Data excerpts:

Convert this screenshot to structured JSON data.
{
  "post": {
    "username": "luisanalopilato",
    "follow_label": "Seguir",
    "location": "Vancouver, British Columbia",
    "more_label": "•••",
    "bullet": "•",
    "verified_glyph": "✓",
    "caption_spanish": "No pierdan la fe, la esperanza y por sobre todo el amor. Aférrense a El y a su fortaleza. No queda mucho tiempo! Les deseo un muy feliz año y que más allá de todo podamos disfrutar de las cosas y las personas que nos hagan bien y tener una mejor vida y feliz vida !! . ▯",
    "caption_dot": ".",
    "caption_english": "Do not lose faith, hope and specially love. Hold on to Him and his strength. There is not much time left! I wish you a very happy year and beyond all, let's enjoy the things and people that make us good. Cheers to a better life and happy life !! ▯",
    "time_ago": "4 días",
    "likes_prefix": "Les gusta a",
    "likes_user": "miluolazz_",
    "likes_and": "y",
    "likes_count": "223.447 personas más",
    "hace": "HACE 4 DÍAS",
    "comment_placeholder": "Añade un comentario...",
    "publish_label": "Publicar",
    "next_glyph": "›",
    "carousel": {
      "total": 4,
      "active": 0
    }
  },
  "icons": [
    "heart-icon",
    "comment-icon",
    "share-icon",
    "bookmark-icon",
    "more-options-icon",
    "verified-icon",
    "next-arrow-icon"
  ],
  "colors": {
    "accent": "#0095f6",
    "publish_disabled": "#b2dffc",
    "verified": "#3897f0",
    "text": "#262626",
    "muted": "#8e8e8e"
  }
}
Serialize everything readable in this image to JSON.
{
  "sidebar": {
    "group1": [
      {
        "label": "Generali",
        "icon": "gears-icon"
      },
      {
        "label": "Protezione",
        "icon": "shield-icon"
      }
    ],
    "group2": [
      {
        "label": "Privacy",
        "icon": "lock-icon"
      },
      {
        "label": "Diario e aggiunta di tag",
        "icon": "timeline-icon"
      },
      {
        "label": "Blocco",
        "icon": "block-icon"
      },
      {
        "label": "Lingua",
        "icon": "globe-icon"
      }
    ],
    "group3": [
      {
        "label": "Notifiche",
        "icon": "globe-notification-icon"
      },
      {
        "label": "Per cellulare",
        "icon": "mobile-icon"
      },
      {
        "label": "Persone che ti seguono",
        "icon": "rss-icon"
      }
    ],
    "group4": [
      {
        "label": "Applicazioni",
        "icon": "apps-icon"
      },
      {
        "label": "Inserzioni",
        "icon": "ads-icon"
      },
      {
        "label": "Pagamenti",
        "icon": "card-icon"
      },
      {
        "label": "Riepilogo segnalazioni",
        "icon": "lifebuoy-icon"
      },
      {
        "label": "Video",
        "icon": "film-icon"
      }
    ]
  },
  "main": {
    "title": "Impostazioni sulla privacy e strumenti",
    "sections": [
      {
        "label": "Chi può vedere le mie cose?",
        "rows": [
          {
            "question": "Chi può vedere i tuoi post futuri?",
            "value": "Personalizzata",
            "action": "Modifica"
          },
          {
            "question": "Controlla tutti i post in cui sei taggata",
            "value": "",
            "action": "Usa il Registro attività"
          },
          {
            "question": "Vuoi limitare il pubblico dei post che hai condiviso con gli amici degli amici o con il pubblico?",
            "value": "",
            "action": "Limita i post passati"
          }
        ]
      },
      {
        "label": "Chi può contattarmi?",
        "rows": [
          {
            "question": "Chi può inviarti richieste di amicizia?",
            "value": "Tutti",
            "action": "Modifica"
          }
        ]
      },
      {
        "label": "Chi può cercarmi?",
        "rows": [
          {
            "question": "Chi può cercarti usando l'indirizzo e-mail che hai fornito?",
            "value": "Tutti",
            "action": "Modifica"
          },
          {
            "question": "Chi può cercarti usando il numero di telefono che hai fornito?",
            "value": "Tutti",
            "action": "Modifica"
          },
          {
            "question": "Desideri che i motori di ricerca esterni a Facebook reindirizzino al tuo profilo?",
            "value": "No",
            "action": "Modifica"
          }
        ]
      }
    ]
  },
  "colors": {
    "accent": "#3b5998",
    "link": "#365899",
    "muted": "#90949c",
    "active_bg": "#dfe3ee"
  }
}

> **DO THIS**: Write out the whole listing again. Match it word for word.

> **TASK SOLUTION**:
Convert this screenshot to structured JSON data.
{
  "post": {
    "username": "luisanalopilato",
    "follow_label": "Seguir",
    "location": "Vancouver, British Columbia",
    "more_label": "•••",
    "bullet": "•",
    "verified_glyph": "✓",
    "caption_spanish": "No pierdan la fe, la esperanza y por sobre todo el amor. Aférrense a El y a su fortaleza. No queda mucho tiempo! Les deseo un muy feliz año y que más allá de todo podamos disfrutar de las cosas y las personas que nos hagan bien y tener una mejor vida y feliz vida !! . ▯",
    "caption_dot": ".",
    "caption_english": "Do not lose faith, hope and specially love. Hold on to Him and his strength. There is not much time left! I wish you a very happy year and beyond all, let's enjoy the things and people that make us good. Cheers to a better life and happy life !! ▯",
    "time_ago": "4 días",
    "likes_prefix": "Les gusta a",
    "likes_user": "miluolazz_",
    "likes_and": "y",
    "likes_count": "223.447 personas más",
    "hace": "HACE 4 DÍAS",
    "comment_placeholder": "Añade un comentario...",
    "publish_label": "Publicar",
    "next_glyph": "›",
    "carousel": {
      "total": 4,
      "active": 0
    }
  },
  "icons": [
    "heart-icon",
    "comment-icon",
    "share-icon",
    "bookmark-icon",
    "more-options-icon",
    "verified-icon",
    "next-arrow-icon"
  ],
  "colors": {
    "accent": "#0095f6",
    "publish_disabled": "#b2dffc",
    "verified": "#3897f0",
    "text": "#262626",
    "muted": "#8e8e8e"
  }
}
Serialize everything readable in this image to JSON.
{
  "sidebar": {
    "group1": [
      {
        "label": "Generali",
        "icon": "gears-icon"
      },
      {
        "label": "Protezione",
        "icon": "shield-icon"
      }
    ],
    "group2": [
      {
        "label": "Privacy",
        "icon": "lock-icon"
      },
      {
        "label": "Diario e aggiunta di tag",
        "icon": "timeline-icon"
      },
      {
        "label": "Blocco",
        "icon": "block-icon"
      },
      {
        "label": "Lingua",
        "icon": "globe-icon"
      }
    ],
    "group3": [
      {
        "label": "Notifiche",
        "icon": "globe-notification-icon"
      },
      {
        "label": "Per cellulare",
        "icon": "mobile-icon"
      },
      {
        "label": "Persone che ti seguono",
        "icon": "rss-icon"
      }
    ],
    "group4": [
      {
        "label": "Applicazioni",
        "icon": "apps-icon"
      },
      {
        "label": "Inserzioni",
        "icon": "ads-icon"
      },
      {
        "label": "Pagamenti",
        "icon": "card-icon"
      },
      {
        "label": "Riepilogo segnalazioni",
        "icon": "lifebuoy-icon"
      },
      {
        "label": "Video",
        "icon": "film-icon"
      }
    ]
  },
  "main": {
    "title": "Impostazioni sulla privacy e strumenti",
    "sections": [
      {
        "label": "Chi può vedere le mie cose?",
        "rows": [
          {
            "question": "Chi può vedere i tuoi post futuri?",
            "value": "Personalizzata",
            "action": "Modifica"
          },
          {
            "question": "Controlla tutti i post in cui sei taggata",
            "value": "",
            "action": "Usa il Registro attività"
          },
          {
            "question": "Vuoi limitare il pubblico dei post che hai condiviso con gli amici degli amici o con il pubblico?",
            "value": "",
            "action": "Limita i post passati"
          }
        ]
      },
      {
        "label": "Chi può contattarmi?",
        "rows": [
          {
            "question": "Chi può inviarti richieste di amicizia?",
            "value": "Tutti",
            "action": "Modifica"
          }
        ]
      },
      {
        "label": "Chi può cercarmi?",
        "rows": [
          {
            "question": "Chi può cercarti usando l'indirizzo e-mail che hai fornito?",
            "value": "Tutti",
            "action": "Modifica"
          },
          {
            "question": "Chi può cercarti usando il numero di telefono che hai fornito?",
            "value": "Tutti",
            "action": "Modifica"
          },
          {
            "question": "Desideri che i motori di ricerca esterni a Facebook reindirizzino al tuo profilo?",
            "value": "No",
            "action": "Modifica"
          }
        ]
      }
    ]
  },
  "colors": {
    "accent": "#3b5998",
    "link": "#365899",
    "muted": "#90949c",
    "active_bg": "#dfe3ee"
  }
}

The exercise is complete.